• What to produce
Filter the entries below, keeping only lines with the word "JSON".

• Input for this task

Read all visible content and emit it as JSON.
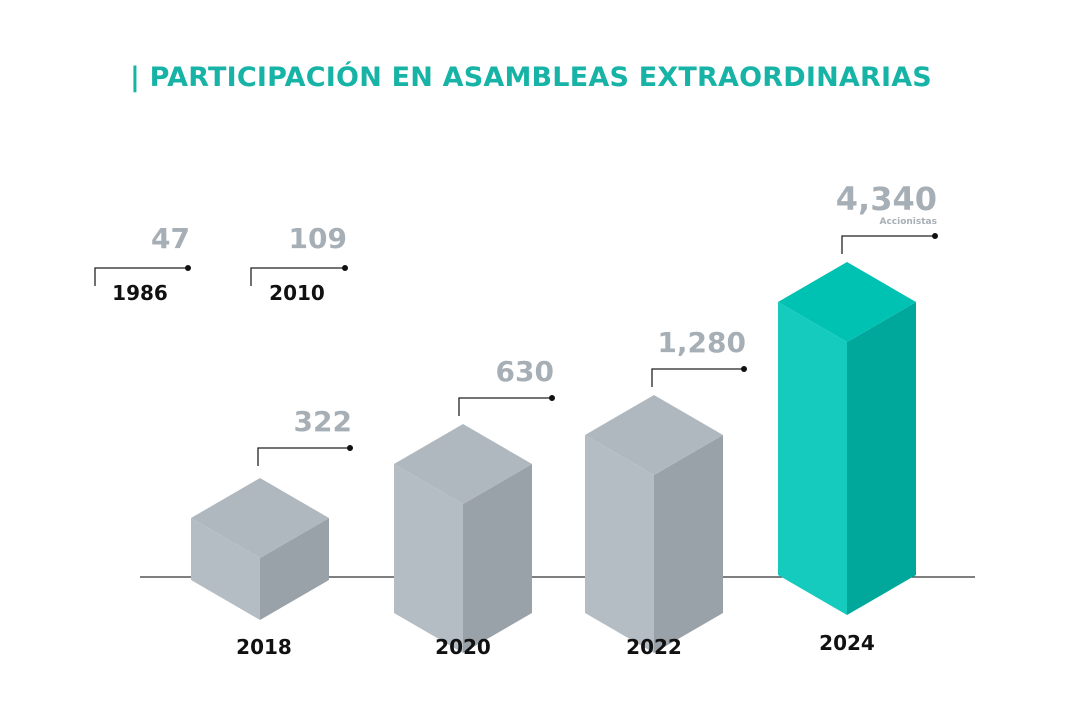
{
  "chart_data": {
    "type": "bar",
    "title": "| PARTICIPACIÓN EN ASAMBLEAS EXTRAORDINARIAS",
    "categories": [
      "1986",
      "2010",
      "2018",
      "2020",
      "2022",
      "2024"
    ],
    "values": [
      47,
      109,
      322,
      630,
      1280,
      4340
    ],
    "value_labels": [
      "47",
      "109",
      "322",
      "630",
      "1,280",
      "4,340"
    ],
    "unit_label": "Accionistas",
    "style": "3d isometric bars; 1986 and 2010 shown as labels only",
    "colors": {
      "title": "#17b3a6",
      "bar": "#b0b8bf",
      "highlight_bar": "#00c2b3",
      "value_text": "#a7afb6",
      "year_text": "#111111"
    }
  }
}
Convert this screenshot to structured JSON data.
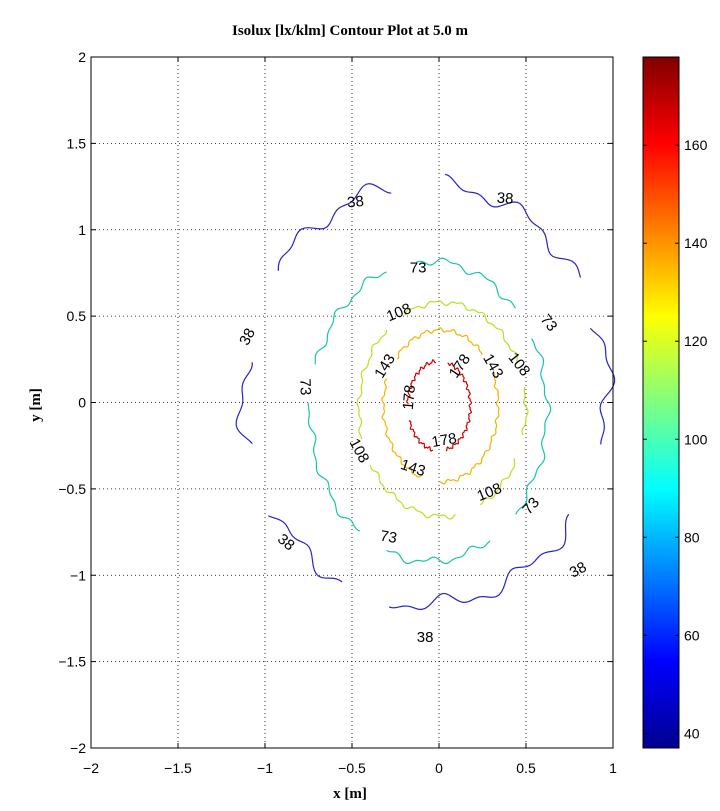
{
  "chart_data": {
    "type": "contour",
    "title": "Isolux [lx/klm] Contour Plot at 5.0 m",
    "xlabel": "x [m]",
    "ylabel": "y [m]",
    "xlim": [
      -2,
      1
    ],
    "ylim": [
      -2,
      2
    ],
    "x_ticks": [
      -2,
      -1.5,
      -1,
      -0.5,
      0,
      0.5,
      1
    ],
    "x_tick_labels": [
      "−2",
      "−1.5",
      "−1",
      "−0.5",
      "0",
      "0.5",
      "1"
    ],
    "y_ticks": [
      -2,
      -1.5,
      -1,
      -0.5,
      0,
      0.5,
      1,
      1.5,
      2
    ],
    "y_tick_labels": [
      "−2",
      "−1.5",
      "−1",
      "−0.5",
      "0",
      "0.5",
      "1",
      "1.5",
      "2"
    ],
    "grid": true,
    "colorbar": {
      "range": [
        37,
        178
      ],
      "ticks": [
        40,
        60,
        80,
        100,
        120,
        140,
        160
      ],
      "tick_labels": [
        "40",
        "60",
        "80",
        "100",
        "120",
        "140",
        "160"
      ]
    },
    "levels": [
      {
        "value": 38,
        "label": "38",
        "color": "#2b23c8",
        "cx": -0.08,
        "cy": 0.05,
        "rx": 1.05,
        "ry": 1.22,
        "noise": 0.03,
        "freq": 14,
        "gaps": [
          [
            20,
            32
          ],
          [
            85,
            100
          ],
          [
            145,
            170
          ],
          [
            195,
            213
          ],
          [
            244,
            258
          ],
          [
            325,
            345
          ]
        ]
      },
      {
        "value": 73,
        "label": "73",
        "color": "#18c6a6",
        "cx": -0.06,
        "cy": -0.05,
        "rx": 0.68,
        "ry": 0.87,
        "noise": 0.02,
        "freq": 18,
        "gaps": [
          [
            30,
            42
          ],
          [
            97,
            110
          ],
          [
            163,
            176
          ],
          [
            235,
            248
          ],
          [
            302,
            316
          ]
        ]
      },
      {
        "value": 108,
        "label": "108",
        "color": "#b6e21e",
        "cx": 0.02,
        "cy": -0.04,
        "rx": 0.48,
        "ry": 0.62,
        "noise": 0.018,
        "freq": 22,
        "gaps": [
          [
            13,
            26
          ],
          [
            118,
            131
          ],
          [
            197,
            210
          ],
          [
            280,
            296
          ],
          [
            333,
            345
          ]
        ]
      },
      {
        "value": 143,
        "label": "143",
        "color": "#f0b400",
        "cx": 0.01,
        "cy": -0.02,
        "rx": 0.33,
        "ry": 0.44,
        "noise": 0.02,
        "freq": 26,
        "gaps": [
          [
            26,
            42
          ],
          [
            142,
            158
          ],
          [
            252,
            268
          ]
        ]
      },
      {
        "value": 178,
        "label": "178",
        "color": "#cc0000",
        "cx": 0.0,
        "cy": -0.02,
        "rx": 0.18,
        "ry": 0.26,
        "noise": 0.03,
        "freq": 30,
        "gaps": [
          [
            75,
            95
          ],
          [
            178,
            198
          ],
          [
            260,
            282
          ]
        ]
      }
    ],
    "contour_labels": [
      {
        "text": "38",
        "x": -0.48,
        "y": 1.16,
        "angle": -6
      },
      {
        "text": "38",
        "x": 0.38,
        "y": 1.18,
        "angle": 4
      },
      {
        "text": "38",
        "x": -1.1,
        "y": 0.38,
        "angle": -62
      },
      {
        "text": "38",
        "x": -0.88,
        "y": -0.81,
        "angle": 40
      },
      {
        "text": "38",
        "x": -0.08,
        "y": -1.36,
        "angle": 0
      },
      {
        "text": "38",
        "x": 0.8,
        "y": -0.97,
        "angle": -28
      },
      {
        "text": "73",
        "x": -0.12,
        "y": 0.78,
        "angle": 0
      },
      {
        "text": "73",
        "x": 0.63,
        "y": 0.46,
        "angle": 52
      },
      {
        "text": "73",
        "x": -0.77,
        "y": 0.09,
        "angle": 88
      },
      {
        "text": "73",
        "x": -0.29,
        "y": -0.78,
        "angle": 10
      },
      {
        "text": "73",
        "x": 0.53,
        "y": -0.6,
        "angle": -48
      },
      {
        "text": "108",
        "x": -0.23,
        "y": 0.52,
        "angle": -22
      },
      {
        "text": "108",
        "x": 0.46,
        "y": 0.22,
        "angle": 52
      },
      {
        "text": "108",
        "x": -0.46,
        "y": -0.28,
        "angle": 62
      },
      {
        "text": "108",
        "x": 0.29,
        "y": -0.52,
        "angle": -22
      },
      {
        "text": "143",
        "x": -0.31,
        "y": 0.21,
        "angle": -58
      },
      {
        "text": "143",
        "x": 0.31,
        "y": 0.21,
        "angle": 60
      },
      {
        "text": "143",
        "x": -0.15,
        "y": -0.38,
        "angle": 18
      },
      {
        "text": "178",
        "x": 0.12,
        "y": 0.21,
        "angle": -55
      },
      {
        "text": "178",
        "x": -0.17,
        "y": 0.03,
        "angle": -85
      },
      {
        "text": "178",
        "x": 0.03,
        "y": -0.22,
        "angle": -10
      }
    ]
  }
}
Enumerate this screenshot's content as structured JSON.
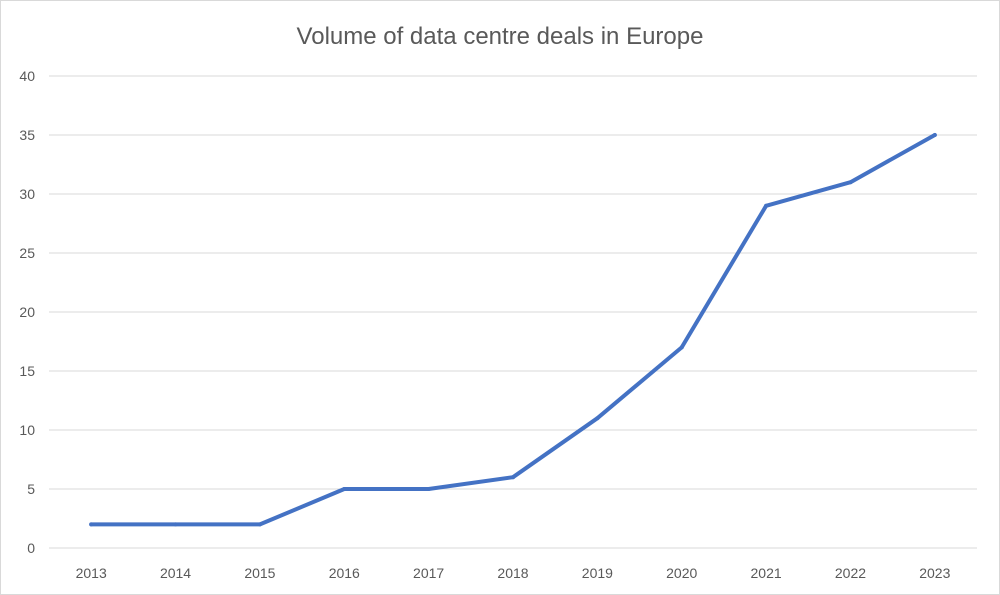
{
  "chart_data": {
    "type": "line",
    "title": "Volume of data centre deals in Europe",
    "xlabel": "",
    "ylabel": "",
    "categories": [
      "2013",
      "2014",
      "2015",
      "2016",
      "2017",
      "2018",
      "2019",
      "2020",
      "2021",
      "2022",
      "2023"
    ],
    "series": [
      {
        "name": "Volume of data centre deals",
        "values": [
          2,
          2,
          2,
          5,
          5,
          6,
          11,
          17,
          29,
          31,
          35
        ],
        "color": "#4472c4"
      }
    ],
    "ylim": [
      0,
      40
    ],
    "yticks": [
      "0",
      "5",
      "10",
      "15",
      "20",
      "25",
      "30",
      "35",
      "40"
    ],
    "grid": true,
    "legend": "none"
  }
}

• Finished task
Read all visible content and emit it as JSON.
Convert this screenshot to structured JSON data.
Enumerate this screenshot's content as structured JSON.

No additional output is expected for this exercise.